Extracted data entries:
+ + +

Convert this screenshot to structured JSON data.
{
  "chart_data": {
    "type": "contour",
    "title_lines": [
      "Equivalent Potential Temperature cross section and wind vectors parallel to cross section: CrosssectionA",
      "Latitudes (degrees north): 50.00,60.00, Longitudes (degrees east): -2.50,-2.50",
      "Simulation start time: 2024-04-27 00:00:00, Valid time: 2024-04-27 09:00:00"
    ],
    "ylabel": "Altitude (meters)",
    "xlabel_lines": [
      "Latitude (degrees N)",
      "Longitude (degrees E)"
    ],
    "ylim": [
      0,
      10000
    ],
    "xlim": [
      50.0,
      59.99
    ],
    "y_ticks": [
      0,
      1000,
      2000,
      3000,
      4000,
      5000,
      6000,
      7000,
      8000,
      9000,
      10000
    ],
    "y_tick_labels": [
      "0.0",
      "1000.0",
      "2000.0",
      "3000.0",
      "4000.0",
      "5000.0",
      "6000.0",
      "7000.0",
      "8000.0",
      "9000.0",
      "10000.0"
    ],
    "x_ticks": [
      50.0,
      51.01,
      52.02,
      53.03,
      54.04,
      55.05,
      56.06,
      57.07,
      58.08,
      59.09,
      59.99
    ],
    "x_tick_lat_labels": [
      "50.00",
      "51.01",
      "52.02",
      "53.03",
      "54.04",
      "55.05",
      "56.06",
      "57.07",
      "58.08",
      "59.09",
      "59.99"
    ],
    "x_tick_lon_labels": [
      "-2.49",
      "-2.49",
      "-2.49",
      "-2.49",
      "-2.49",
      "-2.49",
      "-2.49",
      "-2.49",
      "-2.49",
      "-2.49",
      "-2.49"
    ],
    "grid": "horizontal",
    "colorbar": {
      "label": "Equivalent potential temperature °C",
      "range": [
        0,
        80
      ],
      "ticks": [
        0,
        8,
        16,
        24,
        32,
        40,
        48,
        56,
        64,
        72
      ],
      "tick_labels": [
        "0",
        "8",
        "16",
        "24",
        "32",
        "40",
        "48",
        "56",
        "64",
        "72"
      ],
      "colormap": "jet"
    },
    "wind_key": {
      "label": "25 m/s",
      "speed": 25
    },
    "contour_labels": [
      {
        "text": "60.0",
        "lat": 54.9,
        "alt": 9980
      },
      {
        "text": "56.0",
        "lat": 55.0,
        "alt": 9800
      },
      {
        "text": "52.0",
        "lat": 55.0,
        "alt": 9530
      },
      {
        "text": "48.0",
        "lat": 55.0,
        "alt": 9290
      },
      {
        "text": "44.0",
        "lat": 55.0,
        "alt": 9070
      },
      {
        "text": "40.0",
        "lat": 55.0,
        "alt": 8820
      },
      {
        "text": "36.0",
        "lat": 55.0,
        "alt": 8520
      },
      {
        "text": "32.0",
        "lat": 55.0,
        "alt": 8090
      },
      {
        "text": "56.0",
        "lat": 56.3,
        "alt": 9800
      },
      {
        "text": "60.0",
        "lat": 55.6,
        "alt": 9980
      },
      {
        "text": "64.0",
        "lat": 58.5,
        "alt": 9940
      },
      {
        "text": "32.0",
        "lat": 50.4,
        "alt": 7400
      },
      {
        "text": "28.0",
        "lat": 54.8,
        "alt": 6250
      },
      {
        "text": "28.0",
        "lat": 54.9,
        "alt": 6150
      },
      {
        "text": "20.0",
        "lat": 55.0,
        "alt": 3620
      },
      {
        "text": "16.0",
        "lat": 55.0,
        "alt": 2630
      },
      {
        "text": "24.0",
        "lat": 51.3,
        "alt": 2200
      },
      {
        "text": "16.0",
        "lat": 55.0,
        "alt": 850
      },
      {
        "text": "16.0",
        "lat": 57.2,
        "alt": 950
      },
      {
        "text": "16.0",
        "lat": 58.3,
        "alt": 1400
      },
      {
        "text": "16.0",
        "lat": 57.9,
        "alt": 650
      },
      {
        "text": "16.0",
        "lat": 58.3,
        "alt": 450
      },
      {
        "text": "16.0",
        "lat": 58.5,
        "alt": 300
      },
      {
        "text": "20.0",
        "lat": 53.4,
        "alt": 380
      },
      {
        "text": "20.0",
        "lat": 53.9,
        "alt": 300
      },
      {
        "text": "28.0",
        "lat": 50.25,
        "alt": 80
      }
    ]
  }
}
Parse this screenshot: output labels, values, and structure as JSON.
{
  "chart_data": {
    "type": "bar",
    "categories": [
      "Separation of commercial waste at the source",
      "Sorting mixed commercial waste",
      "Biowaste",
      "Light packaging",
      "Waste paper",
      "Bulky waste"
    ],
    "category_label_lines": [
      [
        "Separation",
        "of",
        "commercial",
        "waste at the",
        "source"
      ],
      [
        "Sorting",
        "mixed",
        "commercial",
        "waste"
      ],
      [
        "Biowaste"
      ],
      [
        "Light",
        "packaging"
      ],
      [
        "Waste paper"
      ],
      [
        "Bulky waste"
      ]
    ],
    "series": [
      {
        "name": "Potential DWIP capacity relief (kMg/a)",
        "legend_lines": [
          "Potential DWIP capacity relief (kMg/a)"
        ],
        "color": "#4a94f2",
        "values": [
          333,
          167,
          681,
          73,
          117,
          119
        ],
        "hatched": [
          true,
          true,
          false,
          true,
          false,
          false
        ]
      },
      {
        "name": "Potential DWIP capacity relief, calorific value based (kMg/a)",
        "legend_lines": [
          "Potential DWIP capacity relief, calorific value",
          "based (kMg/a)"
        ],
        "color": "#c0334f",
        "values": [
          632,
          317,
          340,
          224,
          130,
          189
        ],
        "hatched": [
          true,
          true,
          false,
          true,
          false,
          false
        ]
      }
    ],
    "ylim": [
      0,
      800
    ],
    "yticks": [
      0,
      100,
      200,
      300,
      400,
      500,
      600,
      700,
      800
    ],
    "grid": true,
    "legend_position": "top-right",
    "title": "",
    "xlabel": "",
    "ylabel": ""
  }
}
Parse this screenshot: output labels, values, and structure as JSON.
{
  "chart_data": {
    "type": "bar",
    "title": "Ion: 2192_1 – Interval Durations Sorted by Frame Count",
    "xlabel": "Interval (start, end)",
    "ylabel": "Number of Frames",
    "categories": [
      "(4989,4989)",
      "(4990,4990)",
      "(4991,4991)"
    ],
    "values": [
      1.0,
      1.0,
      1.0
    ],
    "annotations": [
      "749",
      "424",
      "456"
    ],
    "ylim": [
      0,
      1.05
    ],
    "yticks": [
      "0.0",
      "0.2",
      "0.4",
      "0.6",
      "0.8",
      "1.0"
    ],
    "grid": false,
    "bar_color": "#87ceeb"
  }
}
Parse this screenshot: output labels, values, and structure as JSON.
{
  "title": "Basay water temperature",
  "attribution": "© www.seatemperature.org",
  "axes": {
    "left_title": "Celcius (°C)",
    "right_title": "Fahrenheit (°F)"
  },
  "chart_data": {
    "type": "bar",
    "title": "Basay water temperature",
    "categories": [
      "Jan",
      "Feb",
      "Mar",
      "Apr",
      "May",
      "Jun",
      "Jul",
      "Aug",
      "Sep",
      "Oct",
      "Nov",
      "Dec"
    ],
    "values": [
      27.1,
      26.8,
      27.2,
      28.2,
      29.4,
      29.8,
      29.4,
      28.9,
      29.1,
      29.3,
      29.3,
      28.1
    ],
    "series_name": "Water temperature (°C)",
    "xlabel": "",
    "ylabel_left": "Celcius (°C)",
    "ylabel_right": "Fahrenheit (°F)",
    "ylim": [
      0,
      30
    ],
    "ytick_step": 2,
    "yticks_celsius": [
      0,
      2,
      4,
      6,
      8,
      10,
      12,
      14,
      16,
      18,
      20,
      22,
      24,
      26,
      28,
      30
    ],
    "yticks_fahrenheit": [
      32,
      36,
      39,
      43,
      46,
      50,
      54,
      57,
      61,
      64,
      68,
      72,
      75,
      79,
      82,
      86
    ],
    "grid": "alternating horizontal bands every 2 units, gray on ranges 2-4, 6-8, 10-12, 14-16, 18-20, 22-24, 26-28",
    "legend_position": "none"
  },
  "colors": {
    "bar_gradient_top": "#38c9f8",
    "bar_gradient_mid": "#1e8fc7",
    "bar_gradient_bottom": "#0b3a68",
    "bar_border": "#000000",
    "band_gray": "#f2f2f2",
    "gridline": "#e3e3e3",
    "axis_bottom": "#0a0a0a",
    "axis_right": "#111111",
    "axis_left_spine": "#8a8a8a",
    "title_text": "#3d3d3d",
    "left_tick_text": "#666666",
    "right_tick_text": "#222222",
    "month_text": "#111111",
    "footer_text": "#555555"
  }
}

+ + +

§ What you are asked to do:
Out of the material above, gather each line where "mixed" appears.

§ Response for this exercise:
      "Sorting mixed commercial waste",
        "mixed",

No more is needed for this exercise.